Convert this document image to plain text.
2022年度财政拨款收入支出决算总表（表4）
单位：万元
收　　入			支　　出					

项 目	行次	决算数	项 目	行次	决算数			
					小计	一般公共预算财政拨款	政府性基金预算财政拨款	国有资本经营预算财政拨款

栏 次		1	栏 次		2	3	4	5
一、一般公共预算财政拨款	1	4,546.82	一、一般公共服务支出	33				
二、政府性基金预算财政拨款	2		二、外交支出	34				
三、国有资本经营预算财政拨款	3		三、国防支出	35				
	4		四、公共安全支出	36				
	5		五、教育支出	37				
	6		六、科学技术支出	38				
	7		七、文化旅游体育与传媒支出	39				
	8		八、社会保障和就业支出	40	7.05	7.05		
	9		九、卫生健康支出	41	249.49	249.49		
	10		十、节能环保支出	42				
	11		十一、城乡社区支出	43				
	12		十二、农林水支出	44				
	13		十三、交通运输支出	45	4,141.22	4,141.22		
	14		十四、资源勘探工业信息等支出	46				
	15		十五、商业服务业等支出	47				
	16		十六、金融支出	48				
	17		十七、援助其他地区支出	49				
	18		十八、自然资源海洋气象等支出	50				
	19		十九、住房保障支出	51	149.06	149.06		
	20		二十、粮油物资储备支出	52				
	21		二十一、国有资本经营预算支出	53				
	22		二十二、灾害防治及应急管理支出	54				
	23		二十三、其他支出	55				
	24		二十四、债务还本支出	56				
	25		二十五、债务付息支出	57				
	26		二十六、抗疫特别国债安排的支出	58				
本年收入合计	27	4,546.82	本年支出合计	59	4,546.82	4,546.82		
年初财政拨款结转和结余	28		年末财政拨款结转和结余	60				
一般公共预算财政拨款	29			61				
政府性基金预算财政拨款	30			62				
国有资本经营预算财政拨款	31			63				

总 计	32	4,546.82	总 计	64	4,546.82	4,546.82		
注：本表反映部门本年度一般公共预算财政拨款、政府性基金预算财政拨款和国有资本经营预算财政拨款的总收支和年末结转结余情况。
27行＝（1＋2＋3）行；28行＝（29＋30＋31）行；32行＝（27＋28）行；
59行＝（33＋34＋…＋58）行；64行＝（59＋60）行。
++++++++++++++++++++
Requirement.
Repeat all the records. Match each line exactly.

Expected answer.
Convert this document image to plain text.
2022年度财政拨款收入支出决算总表（表4）
单位：万元
收　　入			支　　出					

项 目	行次	决算数	项 目	行次	决算数			
					小计	一般公共预算财政拨款	政府性基金预算财政拨款	国有资本经营预算财政拨款

栏 次		1	栏 次		2	3	4	5
一、一般公共预算财政拨款	1	4,546.82	一、一般公共服务支出	33				
二、政府性基金预算财政拨款	2		二、外交支出	34				
三、国有资本经营预算财政拨款	3		三、国防支出	35				
	4		四、公共安全支出	36				
	5		五、教育支出	37				
	6		六、科学技术支出	38				
	7		七、文化旅游体育与传媒支出	39				
	8		八、社会保障和就业支出	40	7.05	7.05		
	9		九、卫生健康支出	41	249.49	249.49		
	10		十、节能环保支出	42				
	11		十一、城乡社区支出	43				
	12		十二、农林水支出	44				
	13		十三、交通运输支出	45	4,141.22	4,141.22		
	14		十四、资源勘探工业信息等支出	46				
	15		十五、商业服务业等支出	47				
	16		十六、金融支出	48				
	17		十七、援助其他地区支出	49				
	18		十八、自然资源海洋气象等支出	50				
	19		十九、住房保障支出	51	149.06	149.06		
	20		二十、粮油物资储备支出	52				
	21		二十一、国有资本经营预算支出	53				
	22		二十二、灾害防治及应急管理支出	54				
	23		二十三、其他支出	55				
	24		二十四、债务还本支出	56				
	25		二十五、债务付息支出	57				
	26		二十六、抗疫特别国债安排的支出	58				
本年收入合计	27	4,546.82	本年支出合计	59	4,546.82	4,546.82		
年初财政拨款结转和结余	28		年末财政拨款结转和结余	60				
一般公共预算财政拨款	29			61				
政府性基金预算财政拨款	30			62				
国有资本经营预算财政拨款	31			63				

总 计	32	4,546.82	总 计	64	4,546.82	4,546.82		
注：本表反映部门本年度一般公共预算财政拨款、政府性基金预算财政拨款和国有资本经营预算财政拨款的总收支和年末结转结余情况。
27行＝（1＋2＋3）行；28行＝（29＋30＋31）行；32行＝（27＋28）行；
59行＝（33＋34＋…＋58）行；64行＝（59＋60）行。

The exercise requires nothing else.